What the task requires: Select from the records below every line that has the word "นปลอดการเผา" in it.

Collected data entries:
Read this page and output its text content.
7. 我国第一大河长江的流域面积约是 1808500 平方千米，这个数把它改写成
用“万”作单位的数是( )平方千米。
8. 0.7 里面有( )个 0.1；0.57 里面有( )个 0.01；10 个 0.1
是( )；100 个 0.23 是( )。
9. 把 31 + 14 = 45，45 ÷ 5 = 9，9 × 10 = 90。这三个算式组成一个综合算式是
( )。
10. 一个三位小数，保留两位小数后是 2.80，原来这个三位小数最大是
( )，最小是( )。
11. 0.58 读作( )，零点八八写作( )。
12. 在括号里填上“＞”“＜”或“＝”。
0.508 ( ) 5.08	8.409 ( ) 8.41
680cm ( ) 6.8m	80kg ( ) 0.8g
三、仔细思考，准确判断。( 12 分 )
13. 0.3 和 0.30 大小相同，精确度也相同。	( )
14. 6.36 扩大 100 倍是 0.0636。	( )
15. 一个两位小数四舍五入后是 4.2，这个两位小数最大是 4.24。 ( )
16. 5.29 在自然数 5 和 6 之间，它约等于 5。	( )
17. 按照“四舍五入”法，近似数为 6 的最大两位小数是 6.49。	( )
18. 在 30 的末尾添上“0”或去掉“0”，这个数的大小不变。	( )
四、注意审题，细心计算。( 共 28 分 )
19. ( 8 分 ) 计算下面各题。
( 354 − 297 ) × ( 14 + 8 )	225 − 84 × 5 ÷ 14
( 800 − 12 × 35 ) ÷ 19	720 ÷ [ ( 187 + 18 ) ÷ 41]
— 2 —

--

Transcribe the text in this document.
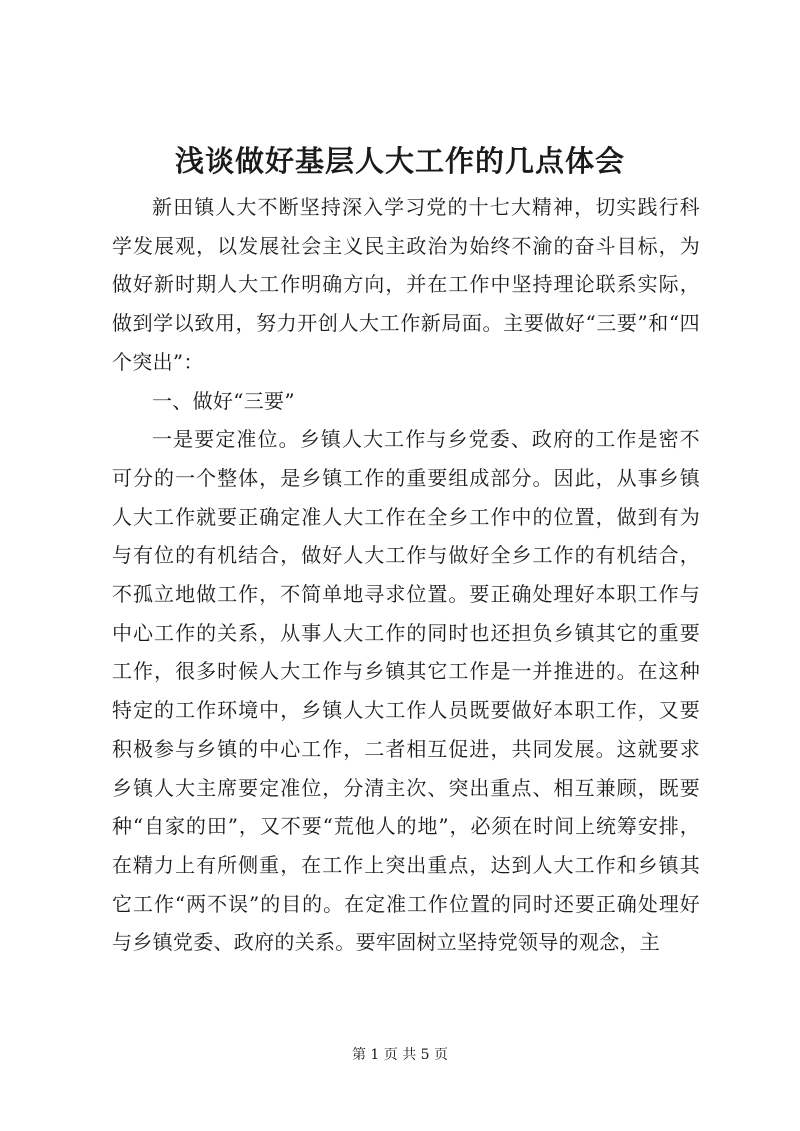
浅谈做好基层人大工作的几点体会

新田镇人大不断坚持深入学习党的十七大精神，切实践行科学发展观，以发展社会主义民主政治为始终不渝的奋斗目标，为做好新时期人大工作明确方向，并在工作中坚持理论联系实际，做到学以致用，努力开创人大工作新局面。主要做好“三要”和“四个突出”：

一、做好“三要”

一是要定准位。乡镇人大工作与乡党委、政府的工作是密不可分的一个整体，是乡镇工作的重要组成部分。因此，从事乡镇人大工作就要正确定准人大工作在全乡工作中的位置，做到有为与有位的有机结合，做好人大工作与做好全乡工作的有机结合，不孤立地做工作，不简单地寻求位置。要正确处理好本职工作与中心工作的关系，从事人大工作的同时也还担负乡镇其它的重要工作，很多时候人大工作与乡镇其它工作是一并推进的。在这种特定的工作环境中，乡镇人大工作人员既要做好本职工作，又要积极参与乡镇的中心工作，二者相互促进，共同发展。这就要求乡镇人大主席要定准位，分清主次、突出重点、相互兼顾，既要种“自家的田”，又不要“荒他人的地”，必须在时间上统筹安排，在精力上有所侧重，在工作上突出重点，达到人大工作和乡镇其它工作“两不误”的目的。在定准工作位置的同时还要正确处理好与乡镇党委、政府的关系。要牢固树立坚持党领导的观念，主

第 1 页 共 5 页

--

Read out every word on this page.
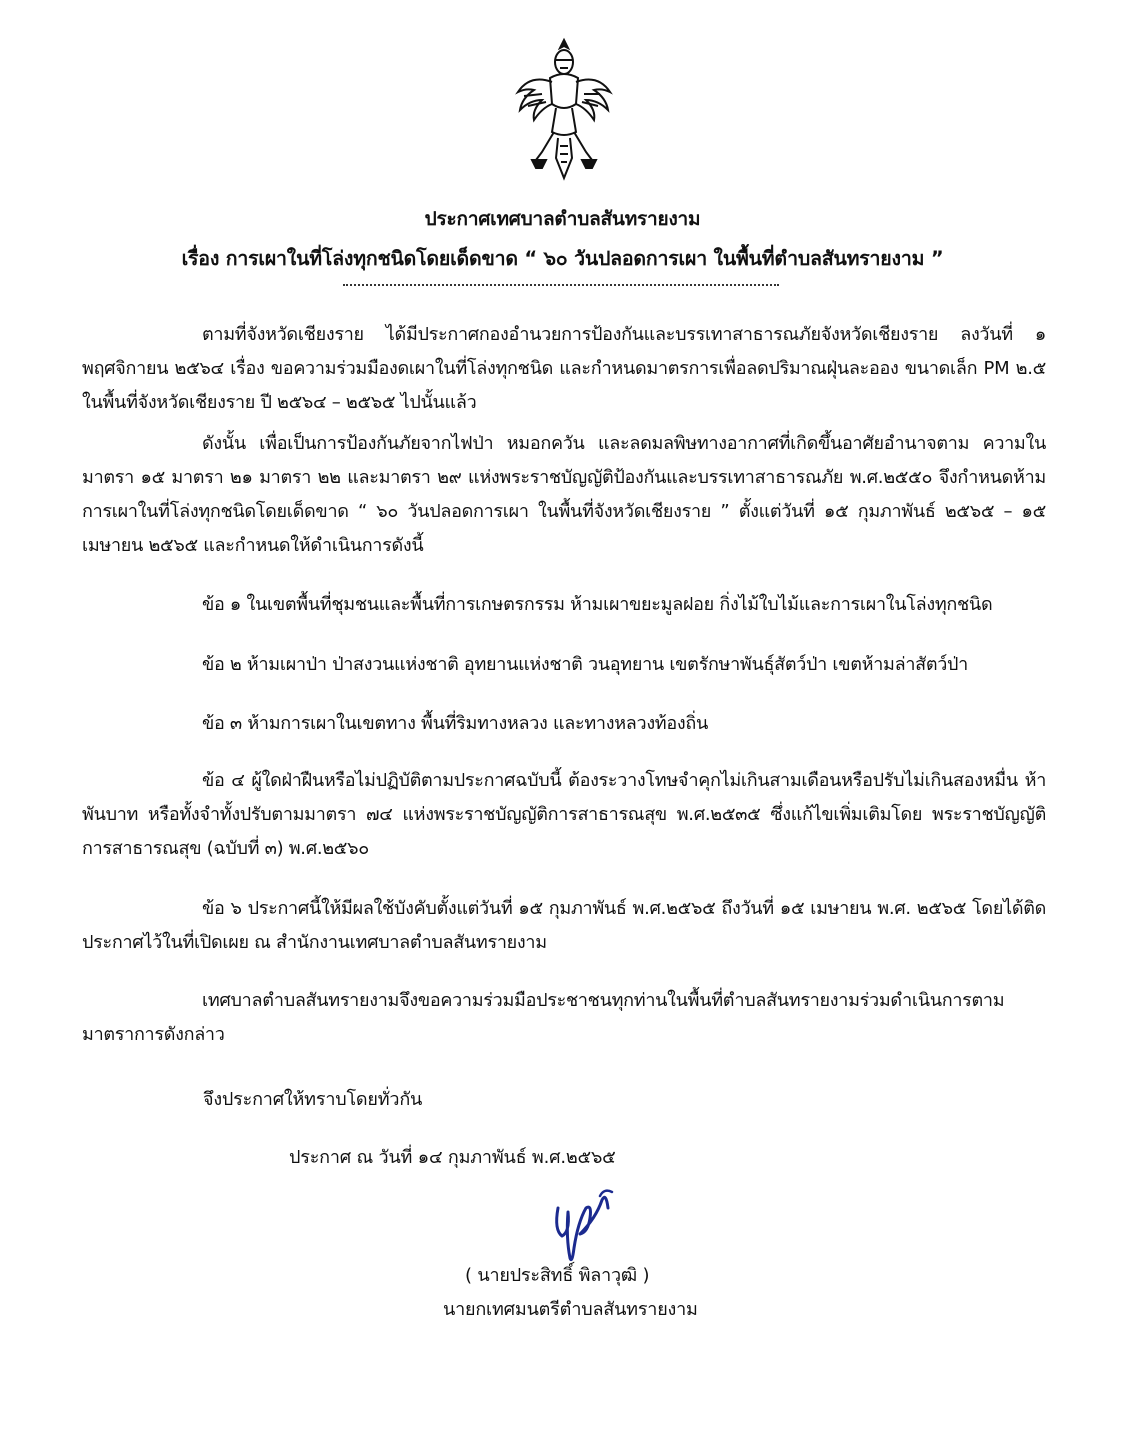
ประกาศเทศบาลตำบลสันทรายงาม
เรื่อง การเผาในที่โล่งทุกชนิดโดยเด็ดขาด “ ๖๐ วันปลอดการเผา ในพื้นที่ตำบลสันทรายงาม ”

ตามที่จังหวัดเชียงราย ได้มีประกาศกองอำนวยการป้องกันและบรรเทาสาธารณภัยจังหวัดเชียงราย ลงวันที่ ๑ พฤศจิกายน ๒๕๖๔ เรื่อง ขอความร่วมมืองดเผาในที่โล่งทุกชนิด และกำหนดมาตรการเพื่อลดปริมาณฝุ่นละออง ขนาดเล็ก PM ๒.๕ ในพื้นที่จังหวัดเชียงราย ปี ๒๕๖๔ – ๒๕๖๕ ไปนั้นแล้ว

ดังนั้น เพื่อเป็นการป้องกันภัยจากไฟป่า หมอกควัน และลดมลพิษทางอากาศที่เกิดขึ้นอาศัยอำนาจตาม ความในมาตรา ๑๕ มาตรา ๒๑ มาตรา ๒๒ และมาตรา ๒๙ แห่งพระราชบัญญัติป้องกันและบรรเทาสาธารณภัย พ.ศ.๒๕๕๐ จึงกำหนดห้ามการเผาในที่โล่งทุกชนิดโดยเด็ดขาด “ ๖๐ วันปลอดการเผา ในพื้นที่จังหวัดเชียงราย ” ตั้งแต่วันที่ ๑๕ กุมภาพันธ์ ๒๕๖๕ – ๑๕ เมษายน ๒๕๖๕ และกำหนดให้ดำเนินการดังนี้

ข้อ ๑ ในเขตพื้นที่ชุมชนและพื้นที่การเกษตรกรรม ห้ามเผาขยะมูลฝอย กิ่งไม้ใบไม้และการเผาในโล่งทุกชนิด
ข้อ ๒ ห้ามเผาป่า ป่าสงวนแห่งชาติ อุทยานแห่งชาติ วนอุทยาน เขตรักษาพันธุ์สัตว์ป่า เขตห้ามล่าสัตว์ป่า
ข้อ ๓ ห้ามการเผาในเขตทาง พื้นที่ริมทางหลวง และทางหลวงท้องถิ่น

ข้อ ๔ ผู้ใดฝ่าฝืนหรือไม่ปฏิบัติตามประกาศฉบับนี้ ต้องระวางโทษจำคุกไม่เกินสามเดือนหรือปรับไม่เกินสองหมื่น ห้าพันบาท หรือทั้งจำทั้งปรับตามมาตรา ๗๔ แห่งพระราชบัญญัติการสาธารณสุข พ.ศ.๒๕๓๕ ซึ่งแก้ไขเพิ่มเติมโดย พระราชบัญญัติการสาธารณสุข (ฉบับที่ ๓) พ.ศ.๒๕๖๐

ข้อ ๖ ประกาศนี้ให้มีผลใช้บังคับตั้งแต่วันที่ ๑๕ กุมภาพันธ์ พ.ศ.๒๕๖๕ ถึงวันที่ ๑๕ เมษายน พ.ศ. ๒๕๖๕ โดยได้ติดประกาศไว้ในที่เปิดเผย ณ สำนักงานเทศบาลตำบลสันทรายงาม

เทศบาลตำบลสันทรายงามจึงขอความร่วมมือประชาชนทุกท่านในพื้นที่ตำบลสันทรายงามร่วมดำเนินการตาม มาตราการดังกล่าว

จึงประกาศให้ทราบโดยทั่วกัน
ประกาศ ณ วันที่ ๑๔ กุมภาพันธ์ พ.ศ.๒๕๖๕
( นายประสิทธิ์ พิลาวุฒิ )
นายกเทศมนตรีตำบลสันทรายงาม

Complete output:
เรื่อง การเผาในที่โล่งทุกชนิดโดยเด็ดขาด “ ๖๐ วันปลอดการเผา ในพื้นที่ตำบลสันทรายงาม ”
ดังนั้น เพื่อเป็นการป้องกันภัยจากไฟป่า หมอกควัน และลดมลพิษทางอากาศที่เกิดขึ้นอาศัยอำนาจตาม ความในมาตรา ๑๕ มาตรา ๒๑ มาตรา ๒๒ และมาตรา ๒๙ แห่งพระราชบัญญัติป้องกันและบรรเทาสาธารณภัย พ.ศ.๒๕๕๐ จึงกำหนดห้ามการเผาในที่โล่งทุกชนิดโดยเด็ดขาด “ ๖๐ วันปลอดการเผา ในพื้นที่จังหวัดเชียงราย ” ตั้งแต่วันที่ ๑๕ กุมภาพันธ์ ๒๕๖๕ – ๑๕ เมษายน ๒๕๖๕ และกำหนดให้ดำเนินการดังนี้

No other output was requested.